● REQUIRED WORK:
All of the material should be reproduced exactly, with pictures left out.

● DATA SHOWN:

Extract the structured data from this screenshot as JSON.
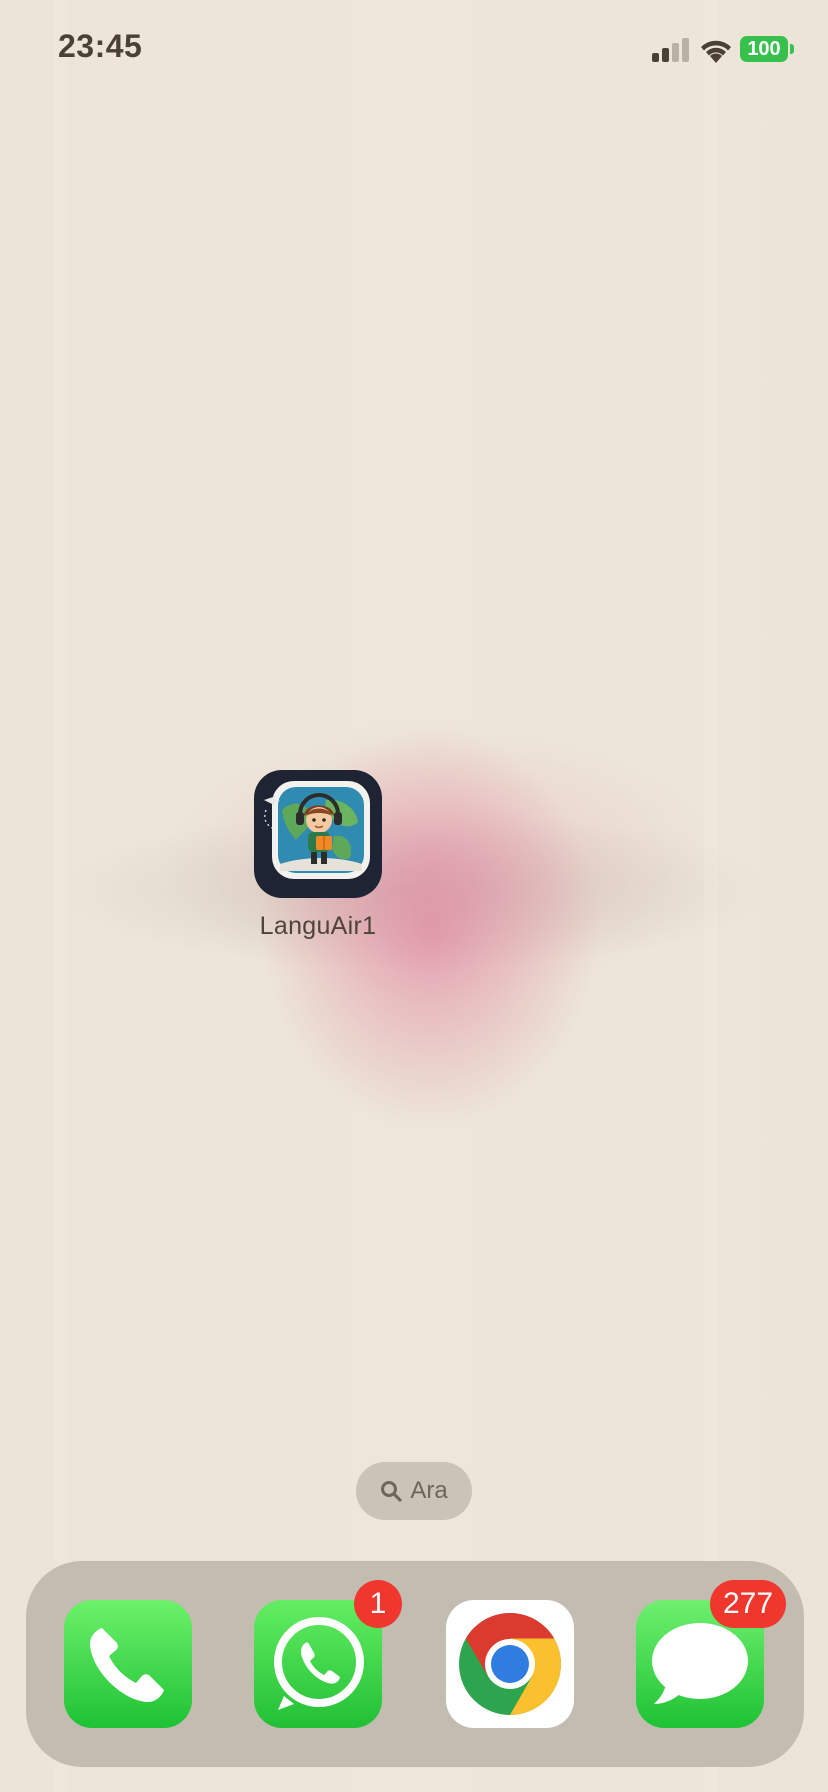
{
  "status_bar": {
    "time": "23:45",
    "battery_level": "100",
    "signal_bars_active": 2,
    "signal_bars_total": 4,
    "icons": [
      "signal-icon",
      "wifi-icon",
      "battery-icon"
    ]
  },
  "home": {
    "apps": [
      {
        "label": "LanguAir1",
        "icon": "languair-app-icon"
      }
    ]
  },
  "search": {
    "label": "Ara",
    "icon": "search-icon"
  },
  "dock": {
    "apps": [
      {
        "name": "Phone",
        "icon": "phone-icon",
        "badge": ""
      },
      {
        "name": "WhatsApp",
        "icon": "whatsapp-icon",
        "badge": "1"
      },
      {
        "name": "Chrome",
        "icon": "chrome-icon",
        "badge": ""
      },
      {
        "name": "Messages",
        "icon": "messages-icon",
        "badge": "277"
      }
    ]
  },
  "colors": {
    "battery": "#37c04c",
    "badge": "#f0372e",
    "dock_background": "#c2bdb0",
    "wallpaper": "#ece6d8"
  }
}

● EXERCISE RESPONSE:
Extract the structured data from this screenshot as JSON.
{
  "status_bar": {
    "time": "23:45",
    "battery_level": "100",
    "signal_bars_active": 2,
    "signal_bars_total": 4,
    "icons": [
      "signal-icon",
      "wifi-icon",
      "battery-icon"
    ]
  },
  "home": {
    "apps": [
      {
        "label": "LanguAir1",
        "icon": "languair-app-icon"
      }
    ]
  },
  "search": {
    "label": "Ara",
    "icon": "search-icon"
  },
  "dock": {
    "apps": [
      {
        "name": "Phone",
        "icon": "phone-icon",
        "badge": ""
      },
      {
        "name": "WhatsApp",
        "icon": "whatsapp-icon",
        "badge": "1"
      },
      {
        "name": "Chrome",
        "icon": "chrome-icon",
        "badge": ""
      },
      {
        "name": "Messages",
        "icon": "messages-icon",
        "badge": "277"
      }
    ]
  },
  "colors": {
    "battery": "#37c04c",
    "badge": "#f0372e",
    "dock_background": "#c2bdb0",
    "wallpaper": "#ece6d8"
  }
}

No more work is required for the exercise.